┌─ Supplied information

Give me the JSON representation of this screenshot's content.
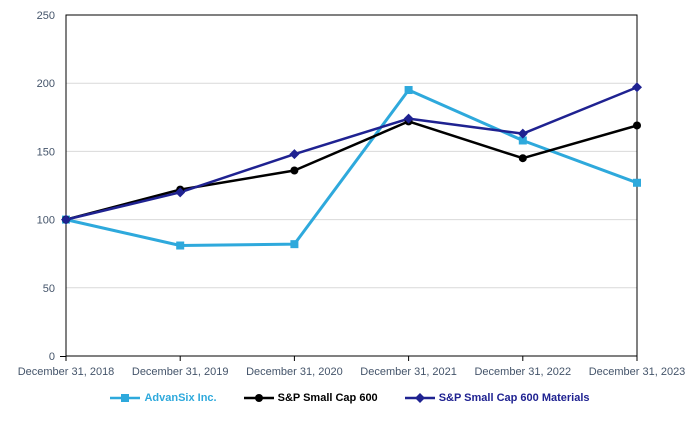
{
  "chart_data": {
    "type": "line",
    "title": "",
    "xlabel": "",
    "ylabel": "",
    "categories": [
      "December 31, 2018",
      "December 31, 2019",
      "December 31, 2020",
      "December 31, 2021",
      "December 31, 2022",
      "December 31, 2023"
    ],
    "series": [
      {
        "name": "AdvanSix Inc.",
        "color": "#2EA9DC",
        "marker": "square",
        "values": [
          100,
          81,
          82,
          195,
          158,
          127
        ]
      },
      {
        "name": "S&P Small Cap 600",
        "color": "#000000",
        "marker": "circle",
        "values": [
          100,
          122,
          136,
          172,
          145,
          169
        ]
      },
      {
        "name": "S&P Small Cap 600 Materials",
        "color": "#1F2291",
        "marker": "diamond",
        "values": [
          100,
          120,
          148,
          174,
          163,
          197
        ]
      }
    ],
    "ylim": [
      0,
      250
    ],
    "yticks": [
      0,
      50,
      100,
      150,
      200,
      250
    ],
    "grid": true,
    "legend_position": "bottom",
    "colors": {
      "gridline": "#D9D9D9",
      "plot_border": "#000000",
      "tick_label": "#44546A",
      "background": "#FFFFFF"
    }
  }
}
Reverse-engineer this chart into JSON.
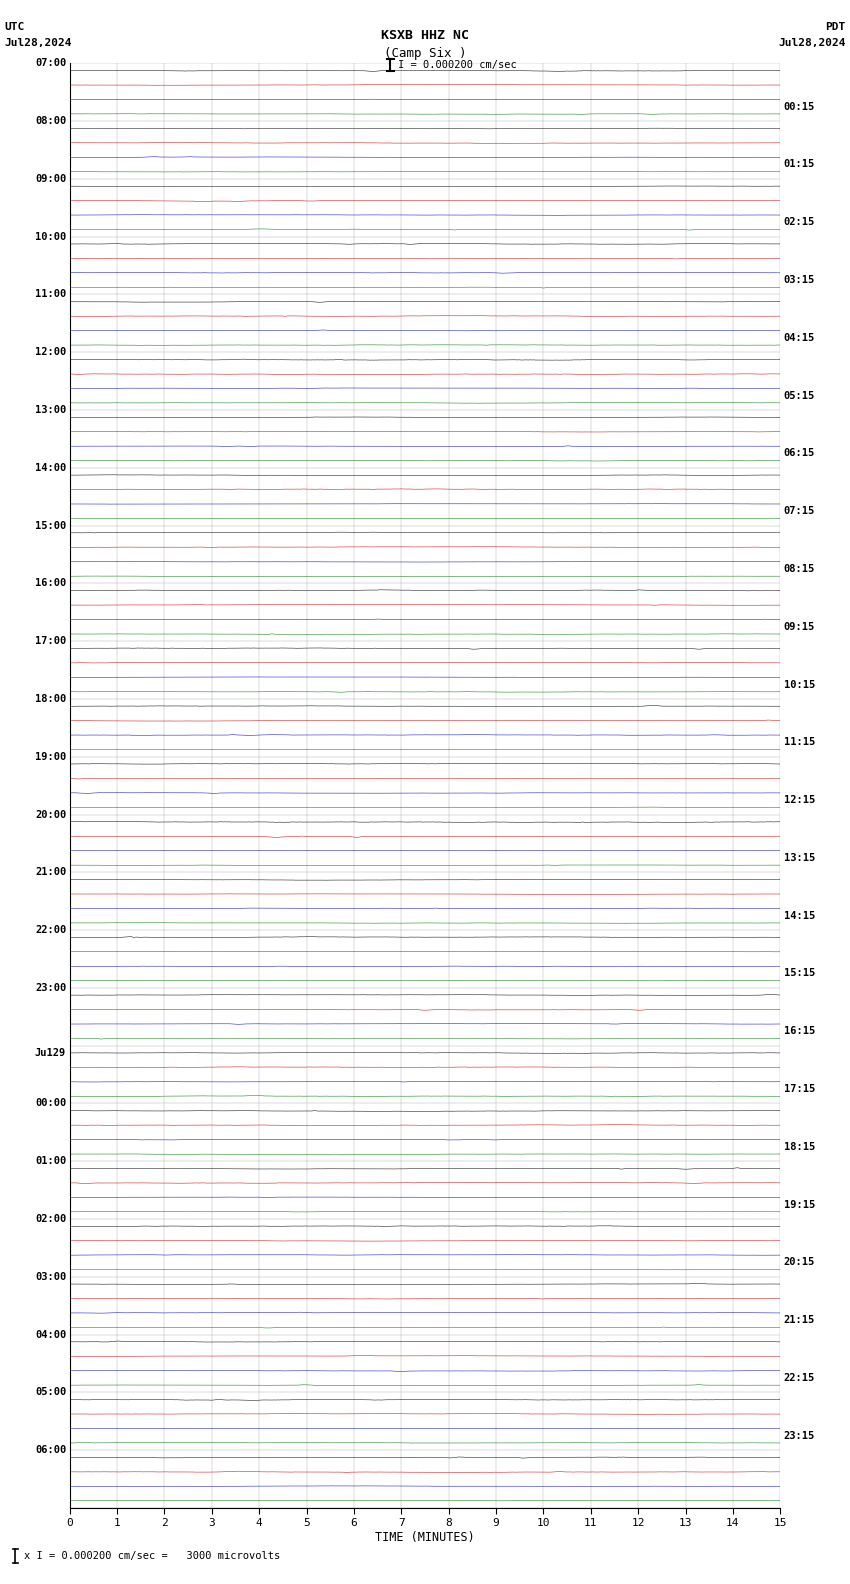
{
  "title_line1": "KSXB HHZ NC",
  "title_line2": "(Camp Six )",
  "scale_label": "I = 0.000200 cm/sec",
  "utc_label": "UTC",
  "pdt_label": "PDT",
  "date_left": "Jul28,2024",
  "date_right": "Jul28,2024",
  "bottom_note": "x I = 0.000200 cm/sec =   3000 microvolts",
  "xlabel": "TIME (MINUTES)",
  "left_times": [
    "07:00",
    "08:00",
    "09:00",
    "10:00",
    "11:00",
    "12:00",
    "13:00",
    "14:00",
    "15:00",
    "16:00",
    "17:00",
    "18:00",
    "19:00",
    "20:00",
    "21:00",
    "22:00",
    "23:00",
    "Ju129",
    "00:00",
    "01:00",
    "02:00",
    "03:00",
    "04:00",
    "05:00",
    "06:00"
  ],
  "right_times": [
    "00:15",
    "01:15",
    "02:15",
    "03:15",
    "04:15",
    "05:15",
    "06:15",
    "07:15",
    "08:15",
    "09:15",
    "10:15",
    "11:15",
    "12:15",
    "13:15",
    "14:15",
    "15:15",
    "16:15",
    "17:15",
    "18:15",
    "19:15",
    "20:15",
    "21:15",
    "22:15",
    "23:15"
  ],
  "n_rows": 25,
  "n_channels": 4,
  "row_colors": [
    "#000000",
    "#cc0000",
    "#0000cc",
    "#007700"
  ],
  "bg_color": "#ffffff",
  "grid_color": "#888888",
  "xticks": [
    0,
    1,
    2,
    3,
    4,
    5,
    6,
    7,
    8,
    9,
    10,
    11,
    12,
    13,
    14,
    15
  ],
  "xlim": [
    0,
    15
  ],
  "noise_amplitude": [
    0.03,
    0.025,
    0.02,
    0.018
  ],
  "figsize": [
    8.5,
    15.84
  ],
  "dpi": 100
}
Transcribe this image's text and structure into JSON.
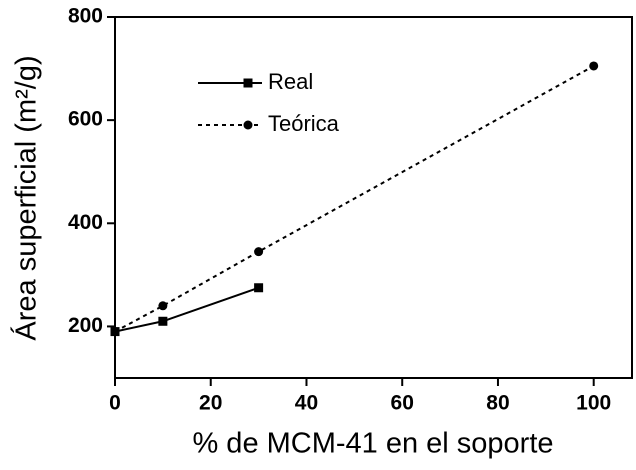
{
  "chart_data": {
    "type": "line",
    "x_label": "% de MCM-41 en el soporte",
    "y_label": "Área superficial (m²/g)",
    "xlim": [
      0,
      108
    ],
    "ylim": [
      100,
      800
    ],
    "xticks": [
      0,
      20,
      40,
      60,
      80,
      100
    ],
    "yticks": [
      200,
      400,
      600,
      800
    ],
    "legend": "upper left",
    "series": [
      {
        "name": "Real",
        "color": "#000000",
        "style": "solid",
        "marker": "square",
        "x": [
          0,
          10,
          30
        ],
        "values": [
          190,
          210,
          275
        ]
      },
      {
        "name": "Teórica",
        "color": "#000000",
        "style": "dotted",
        "marker": "circle",
        "x": [
          0,
          10,
          30,
          100
        ],
        "values": [
          190,
          240,
          345,
          705
        ]
      }
    ]
  }
}
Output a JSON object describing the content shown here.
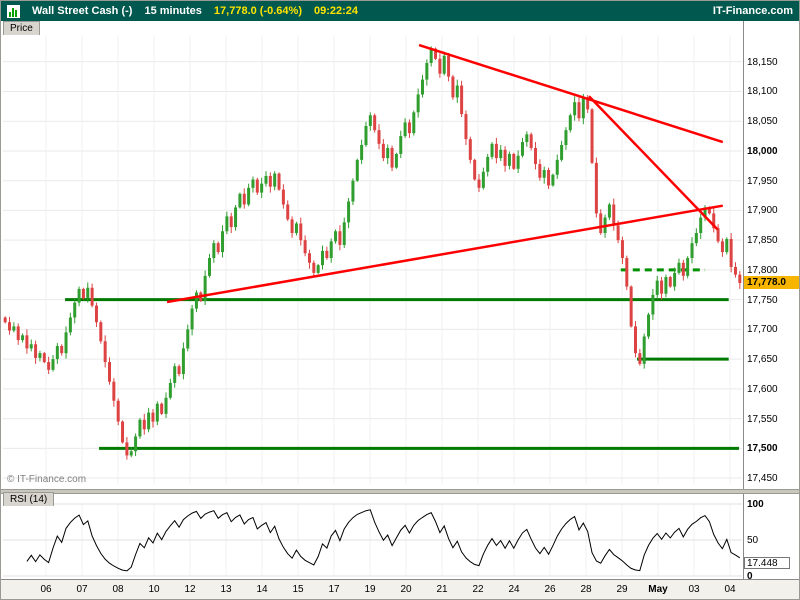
{
  "header": {
    "title": "Wall Street Cash (-)",
    "timeframe": "15 minutes",
    "quote": "17,778.0 (-0.64%)",
    "time": "09:22:24",
    "brand": "IT-Finance.com"
  },
  "tabs": {
    "price": "Price",
    "rsi": "RSI (14)"
  },
  "watermark": "© IT-Finance.com",
  "badges": {
    "price": "17,778.0",
    "rsi": "17.448"
  },
  "axis": {
    "price_labels": [
      {
        "t": "18,150",
        "v": 18150,
        "b": false
      },
      {
        "t": "18,100",
        "v": 18100,
        "b": false
      },
      {
        "t": "18,050",
        "v": 18050,
        "b": false
      },
      {
        "t": "18,000",
        "v": 18000,
        "b": true
      },
      {
        "t": "17,950",
        "v": 17950,
        "b": false
      },
      {
        "t": "17,900",
        "v": 17900,
        "b": false
      },
      {
        "t": "17,850",
        "v": 17850,
        "b": false
      },
      {
        "t": "17,800",
        "v": 17800,
        "b": false
      },
      {
        "t": "17,750",
        "v": 17750,
        "b": false
      },
      {
        "t": "17,700",
        "v": 17700,
        "b": false
      },
      {
        "t": "17,650",
        "v": 17650,
        "b": false
      },
      {
        "t": "17,600",
        "v": 17600,
        "b": false
      },
      {
        "t": "17,550",
        "v": 17550,
        "b": false
      },
      {
        "t": "17,500",
        "v": 17500,
        "b": true
      },
      {
        "t": "17,450",
        "v": 17450,
        "b": false
      }
    ],
    "x_labels": [
      {
        "t": "06",
        "b": false
      },
      {
        "t": "07",
        "b": false
      },
      {
        "t": "08",
        "b": false
      },
      {
        "t": "10",
        "b": false
      },
      {
        "t": "12",
        "b": false
      },
      {
        "t": "13",
        "b": false
      },
      {
        "t": "14",
        "b": false
      },
      {
        "t": "15",
        "b": false
      },
      {
        "t": "17",
        "b": false
      },
      {
        "t": "19",
        "b": false
      },
      {
        "t": "20",
        "b": false
      },
      {
        "t": "21",
        "b": false
      },
      {
        "t": "22",
        "b": false
      },
      {
        "t": "24",
        "b": false
      },
      {
        "t": "26",
        "b": false
      },
      {
        "t": "28",
        "b": false
      },
      {
        "t": "29",
        "b": false
      },
      {
        "t": "May",
        "b": true
      },
      {
        "t": "03",
        "b": false
      },
      {
        "t": "04",
        "b": false
      }
    ],
    "rsi_labels": [
      {
        "t": "100",
        "v": 100,
        "b": true
      },
      {
        "t": "50",
        "v": 50,
        "b": false
      },
      {
        "t": "0",
        "v": 0,
        "b": true
      }
    ]
  },
  "chart_data": {
    "type": "candlestick",
    "title": "Wall Street Cash (-) 15 minutes",
    "ylabel": "Price",
    "price_range": [
      17440,
      18195
    ],
    "gridline_step": 50,
    "grid": true,
    "current_price": 17778.0,
    "change_pct": -0.64,
    "first_open": 17720,
    "closes": [
      17712,
      17698,
      17705,
      17682,
      17690,
      17668,
      17675,
      17652,
      17660,
      17645,
      17632,
      17650,
      17672,
      17660,
      17695,
      17720,
      17745,
      17768,
      17752,
      17770,
      17740,
      17712,
      17680,
      17645,
      17612,
      17580,
      17545,
      17510,
      17488,
      17495,
      17520,
      17548,
      17532,
      17560,
      17545,
      17575,
      17558,
      17585,
      17610,
      17638,
      17625,
      17668,
      17700,
      17735,
      17762,
      17748,
      17790,
      17820,
      17845,
      17830,
      17865,
      17890,
      17872,
      17905,
      17928,
      17910,
      17938,
      17952,
      17930,
      17945,
      17958,
      17940,
      17962,
      17935,
      17910,
      17885,
      17862,
      17878,
      17850,
      17828,
      17812,
      17795,
      17808,
      17832,
      17820,
      17848,
      17865,
      17842,
      17880,
      17915,
      17950,
      17985,
      18010,
      18042,
      18060,
      18035,
      18012,
      17988,
      18005,
      17972,
      17995,
      18025,
      18048,
      18030,
      18065,
      18095,
      18120,
      18148,
      18172,
      18155,
      18130,
      18160,
      18125,
      18090,
      18110,
      18062,
      18020,
      17985,
      17952,
      17938,
      17965,
      17990,
      18012,
      17988,
      18002,
      17975,
      17995,
      17970,
      17992,
      18015,
      18028,
      18005,
      17978,
      17955,
      17968,
      17942,
      17960,
      17985,
      18010,
      18035,
      18060,
      18082,
      18055,
      18090,
      18070,
      17980,
      17895,
      17862,
      17888,
      17910,
      17875,
      17850,
      17820,
      17772,
      17705,
      17660,
      17642,
      17688,
      17725,
      17758,
      17782,
      17760,
      17788,
      17772,
      17795,
      17812,
      17790,
      17820,
      17845,
      17862,
      17888,
      17905,
      17895,
      17870,
      17848,
      17830,
      17852,
      17805,
      17792,
      17778
    ],
    "trendlines": [
      {
        "name": "descending-resistance",
        "color": "#ff0000",
        "w": 2.5,
        "x1f": 0.563,
        "p1": 18178,
        "x2f": 0.974,
        "p2": 18015
      },
      {
        "name": "steep-resistance",
        "color": "#ff0000",
        "w": 2.5,
        "x1f": 0.793,
        "p1": 18092,
        "x2f": 0.967,
        "p2": 17868
      },
      {
        "name": "ascending-support",
        "color": "#ff0000",
        "w": 2.5,
        "x1f": 0.222,
        "p1": 17746,
        "x2f": 0.974,
        "p2": 17908
      }
    ],
    "levels": [
      {
        "name": "support-17750",
        "price": 17750,
        "x1f": 0.084,
        "x2f": 0.982,
        "color": "#007a00",
        "w": 3,
        "dash": ""
      },
      {
        "name": "support-17650",
        "price": 17650,
        "x1f": 0.858,
        "x2f": 0.982,
        "color": "#007a00",
        "w": 3,
        "dash": ""
      },
      {
        "name": "support-17500",
        "price": 17500,
        "x1f": 0.13,
        "x2f": 0.996,
        "color": "#007a00",
        "w": 3,
        "dash": ""
      },
      {
        "name": "pivot-17800-dashed",
        "price": 17800,
        "x1f": 0.836,
        "x2f": 0.95,
        "color": "#009000",
        "w": 3,
        "dash": "7,5"
      }
    ],
    "indicator": {
      "name": "RSI",
      "period": 14,
      "last_value": 17.448,
      "range": [
        0,
        100
      ]
    },
    "colors": {
      "up": "#2f9e2f",
      "down": "#dd4343",
      "grid": "#e9e9e9",
      "vgrid": "#f0f0f0",
      "trend": "#ff0000",
      "level": "#007a00",
      "rsi_line": "#000000",
      "header_bg": "#00584e",
      "badge_bg": "#f7b500"
    }
  }
}
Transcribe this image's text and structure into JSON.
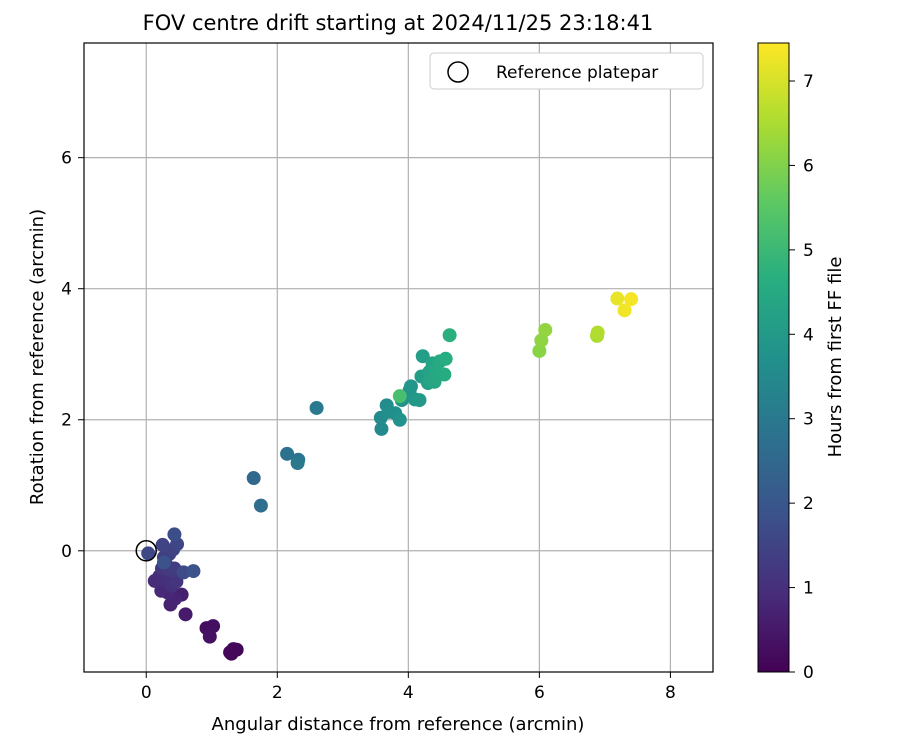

└─

### Given task
In the records above, locate each line with the word "this". Copy all such lines.

### Exercise solution
Give me the JSON representation of this screenshot's content.
Reverse-engineer this chart into JSON.
Transcribe this image's text and structure into JSON.
Transcribe this image's text and structure into JSON.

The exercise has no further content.